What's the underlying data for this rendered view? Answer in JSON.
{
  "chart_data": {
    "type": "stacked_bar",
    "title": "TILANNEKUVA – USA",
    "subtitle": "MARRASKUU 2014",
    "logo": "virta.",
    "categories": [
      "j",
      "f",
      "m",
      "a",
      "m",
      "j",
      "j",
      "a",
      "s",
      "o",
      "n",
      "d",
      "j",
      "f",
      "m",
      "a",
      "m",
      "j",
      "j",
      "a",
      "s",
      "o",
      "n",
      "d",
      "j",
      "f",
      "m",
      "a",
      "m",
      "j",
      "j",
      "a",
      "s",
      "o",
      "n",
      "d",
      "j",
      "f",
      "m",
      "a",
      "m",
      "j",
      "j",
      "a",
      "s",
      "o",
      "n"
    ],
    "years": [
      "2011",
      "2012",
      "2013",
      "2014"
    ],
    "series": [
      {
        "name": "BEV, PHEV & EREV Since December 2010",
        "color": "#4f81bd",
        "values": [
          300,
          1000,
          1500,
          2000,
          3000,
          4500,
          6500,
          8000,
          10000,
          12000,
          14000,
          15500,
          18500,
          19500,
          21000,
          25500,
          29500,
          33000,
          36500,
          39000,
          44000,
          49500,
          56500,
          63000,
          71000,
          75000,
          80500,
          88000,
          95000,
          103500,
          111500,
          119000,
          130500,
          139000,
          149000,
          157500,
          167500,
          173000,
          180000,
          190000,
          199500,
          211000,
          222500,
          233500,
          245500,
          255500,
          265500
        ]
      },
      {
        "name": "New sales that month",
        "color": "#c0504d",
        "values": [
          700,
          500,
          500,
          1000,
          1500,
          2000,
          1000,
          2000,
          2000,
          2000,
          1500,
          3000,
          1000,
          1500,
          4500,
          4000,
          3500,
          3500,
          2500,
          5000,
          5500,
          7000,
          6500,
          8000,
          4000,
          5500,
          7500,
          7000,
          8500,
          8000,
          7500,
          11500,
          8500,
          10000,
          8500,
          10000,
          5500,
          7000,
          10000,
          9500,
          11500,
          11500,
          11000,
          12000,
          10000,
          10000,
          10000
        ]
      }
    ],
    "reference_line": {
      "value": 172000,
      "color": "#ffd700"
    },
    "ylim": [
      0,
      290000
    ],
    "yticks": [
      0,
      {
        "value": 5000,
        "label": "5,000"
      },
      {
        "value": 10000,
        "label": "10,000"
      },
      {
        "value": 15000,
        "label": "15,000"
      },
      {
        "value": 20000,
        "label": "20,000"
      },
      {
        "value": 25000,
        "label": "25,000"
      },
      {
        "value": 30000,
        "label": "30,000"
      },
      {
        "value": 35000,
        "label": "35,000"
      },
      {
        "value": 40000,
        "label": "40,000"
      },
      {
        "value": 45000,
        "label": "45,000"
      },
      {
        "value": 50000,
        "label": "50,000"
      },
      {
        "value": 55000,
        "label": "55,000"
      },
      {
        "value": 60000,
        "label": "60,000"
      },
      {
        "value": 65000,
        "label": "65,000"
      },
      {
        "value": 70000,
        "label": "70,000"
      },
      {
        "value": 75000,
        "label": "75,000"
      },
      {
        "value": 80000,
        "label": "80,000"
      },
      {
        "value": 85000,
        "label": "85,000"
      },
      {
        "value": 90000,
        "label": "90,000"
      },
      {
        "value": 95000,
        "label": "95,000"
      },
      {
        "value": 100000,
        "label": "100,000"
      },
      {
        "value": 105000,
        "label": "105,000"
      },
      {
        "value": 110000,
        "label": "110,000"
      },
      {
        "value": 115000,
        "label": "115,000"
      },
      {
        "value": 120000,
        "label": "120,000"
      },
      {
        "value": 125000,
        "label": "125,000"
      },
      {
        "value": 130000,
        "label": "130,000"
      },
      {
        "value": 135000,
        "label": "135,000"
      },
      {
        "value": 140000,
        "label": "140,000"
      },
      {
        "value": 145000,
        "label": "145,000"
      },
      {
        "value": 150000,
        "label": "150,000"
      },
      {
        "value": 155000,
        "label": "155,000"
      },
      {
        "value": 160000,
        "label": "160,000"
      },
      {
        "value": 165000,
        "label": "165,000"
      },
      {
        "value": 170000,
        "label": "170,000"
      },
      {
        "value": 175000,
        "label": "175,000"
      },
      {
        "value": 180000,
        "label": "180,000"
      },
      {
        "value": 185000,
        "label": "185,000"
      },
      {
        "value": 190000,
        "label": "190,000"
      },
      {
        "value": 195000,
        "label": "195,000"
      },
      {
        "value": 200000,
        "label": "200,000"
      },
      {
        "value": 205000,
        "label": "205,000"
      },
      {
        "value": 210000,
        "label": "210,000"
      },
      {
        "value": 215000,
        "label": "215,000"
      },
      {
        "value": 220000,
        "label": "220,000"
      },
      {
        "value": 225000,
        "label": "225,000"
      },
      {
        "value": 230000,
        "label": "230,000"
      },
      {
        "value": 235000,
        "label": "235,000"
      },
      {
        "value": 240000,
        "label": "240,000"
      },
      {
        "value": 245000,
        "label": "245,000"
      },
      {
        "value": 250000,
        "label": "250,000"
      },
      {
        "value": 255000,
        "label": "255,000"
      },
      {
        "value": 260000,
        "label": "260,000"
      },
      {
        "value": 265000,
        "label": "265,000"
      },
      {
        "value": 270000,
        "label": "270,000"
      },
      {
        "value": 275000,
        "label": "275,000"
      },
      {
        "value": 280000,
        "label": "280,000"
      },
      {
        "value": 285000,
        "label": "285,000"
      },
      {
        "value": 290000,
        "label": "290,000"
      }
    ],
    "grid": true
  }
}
======
**PROBLEM STATEMENT:**
Write out every line of the material again, exactly as it reads.

**TASK OUTPUT:**
What's the underlying data for this rendered view? Answer in JSON.
{
  "chart_data": {
    "type": "stacked_bar",
    "title": "TILANNEKUVA – USA",
    "subtitle": "MARRASKUU 2014",
    "logo": "virta.",
    "categories": [
      "j",
      "f",
      "m",
      "a",
      "m",
      "j",
      "j",
      "a",
      "s",
      "o",
      "n",
      "d",
      "j",
      "f",
      "m",
      "a",
      "m",
      "j",
      "j",
      "a",
      "s",
      "o",
      "n",
      "d",
      "j",
      "f",
      "m",
      "a",
      "m",
      "j",
      "j",
      "a",
      "s",
      "o",
      "n",
      "d",
      "j",
      "f",
      "m",
      "a",
      "m",
      "j",
      "j",
      "a",
      "s",
      "o",
      "n"
    ],
    "years": [
      "2011",
      "2012",
      "2013",
      "2014"
    ],
    "series": [
      {
        "name": "BEV, PHEV & EREV Since December 2010",
        "color": "#4f81bd",
        "values": [
          300,
          1000,
          1500,
          2000,
          3000,
          4500,
          6500,
          8000,
          10000,
          12000,
          14000,
          15500,
          18500,
          19500,
          21000,
          25500,
          29500,
          33000,
          36500,
          39000,
          44000,
          49500,
          56500,
          63000,
          71000,
          75000,
          80500,
          88000,
          95000,
          103500,
          111500,
          119000,
          130500,
          139000,
          149000,
          157500,
          167500,
          173000,
          180000,
          190000,
          199500,
          211000,
          222500,
          233500,
          245500,
          255500,
          265500
        ]
      },
      {
        "name": "New sales that month",
        "color": "#c0504d",
        "values": [
          700,
          500,
          500,
          1000,
          1500,
          2000,
          1000,
          2000,
          2000,
          2000,
          1500,
          3000,
          1000,
          1500,
          4500,
          4000,
          3500,
          3500,
          2500,
          5000,
          5500,
          7000,
          6500,
          8000,
          4000,
          5500,
          7500,
          7000,
          8500,
          8000,
          7500,
          11500,
          8500,
          10000,
          8500,
          10000,
          5500,
          7000,
          10000,
          9500,
          11500,
          11500,
          11000,
          12000,
          10000,
          10000,
          10000
        ]
      }
    ],
    "reference_line": {
      "value": 172000,
      "color": "#ffd700"
    },
    "ylim": [
      0,
      290000
    ],
    "yticks": [
      0,
      {
        "value": 5000,
        "label": "5,000"
      },
      {
        "value": 10000,
        "label": "10,000"
      },
      {
        "value": 15000,
        "label": "15,000"
      },
      {
        "value": 20000,
        "label": "20,000"
      },
      {
        "value": 25000,
        "label": "25,000"
      },
      {
        "value": 30000,
        "label": "30,000"
      },
      {
        "value": 35000,
        "label": "35,000"
      },
      {
        "value": 40000,
        "label": "40,000"
      },
      {
        "value": 45000,
        "label": "45,000"
      },
      {
        "value": 50000,
        "label": "50,000"
      },
      {
        "value": 55000,
        "label": "55,000"
      },
      {
        "value": 60000,
        "label": "60,000"
      },
      {
        "value": 65000,
        "label": "65,000"
      },
      {
        "value": 70000,
        "label": "70,000"
      },
      {
        "value": 75000,
        "label": "75,000"
      },
      {
        "value": 80000,
        "label": "80,000"
      },
      {
        "value": 85000,
        "label": "85,000"
      },
      {
        "value": 90000,
        "label": "90,000"
      },
      {
        "value": 95000,
        "label": "95,000"
      },
      {
        "value": 100000,
        "label": "100,000"
      },
      {
        "value": 105000,
        "label": "105,000"
      },
      {
        "value": 110000,
        "label": "110,000"
      },
      {
        "value": 115000,
        "label": "115,000"
      },
      {
        "value": 120000,
        "label": "120,000"
      },
      {
        "value": 125000,
        "label": "125,000"
      },
      {
        "value": 130000,
        "label": "130,000"
      },
      {
        "value": 135000,
        "label": "135,000"
      },
      {
        "value": 140000,
        "label": "140,000"
      },
      {
        "value": 145000,
        "label": "145,000"
      },
      {
        "value": 150000,
        "label": "150,000"
      },
      {
        "value": 155000,
        "label": "155,000"
      },
      {
        "value": 160000,
        "label": "160,000"
      },
      {
        "value": 165000,
        "label": "165,000"
      },
      {
        "value": 170000,
        "label": "170,000"
      },
      {
        "value": 175000,
        "label": "175,000"
      },
      {
        "value": 180000,
        "label": "180,000"
      },
      {
        "value": 185000,
        "label": "185,000"
      },
      {
        "value": 190000,
        "label": "190,000"
      },
      {
        "value": 195000,
        "label": "195,000"
      },
      {
        "value": 200000,
        "label": "200,000"
      },
      {
        "value": 205000,
        "label": "205,000"
      },
      {
        "value": 210000,
        "label": "210,000"
      },
      {
        "value": 215000,
        "label": "215,000"
      },
      {
        "value": 220000,
        "label": "220,000"
      },
      {
        "value": 225000,
        "label": "225,000"
      },
      {
        "value": 230000,
        "label": "230,000"
      },
      {
        "value": 235000,
        "label": "235,000"
      },
      {
        "value": 240000,
        "label": "240,000"
      },
      {
        "value": 245000,
        "label": "245,000"
      },
      {
        "value": 250000,
        "label": "250,000"
      },
      {
        "value": 255000,
        "label": "255,000"
      },
      {
        "value": 260000,
        "label": "260,000"
      },
      {
        "value": 265000,
        "label": "265,000"
      },
      {
        "value": 270000,
        "label": "270,000"
      },
      {
        "value": 275000,
        "label": "275,000"
      },
      {
        "value": 280000,
        "label": "280,000"
      },
      {
        "value": 285000,
        "label": "285,000"
      },
      {
        "value": 290000,
        "label": "290,000"
      }
    ],
    "grid": true
  }
}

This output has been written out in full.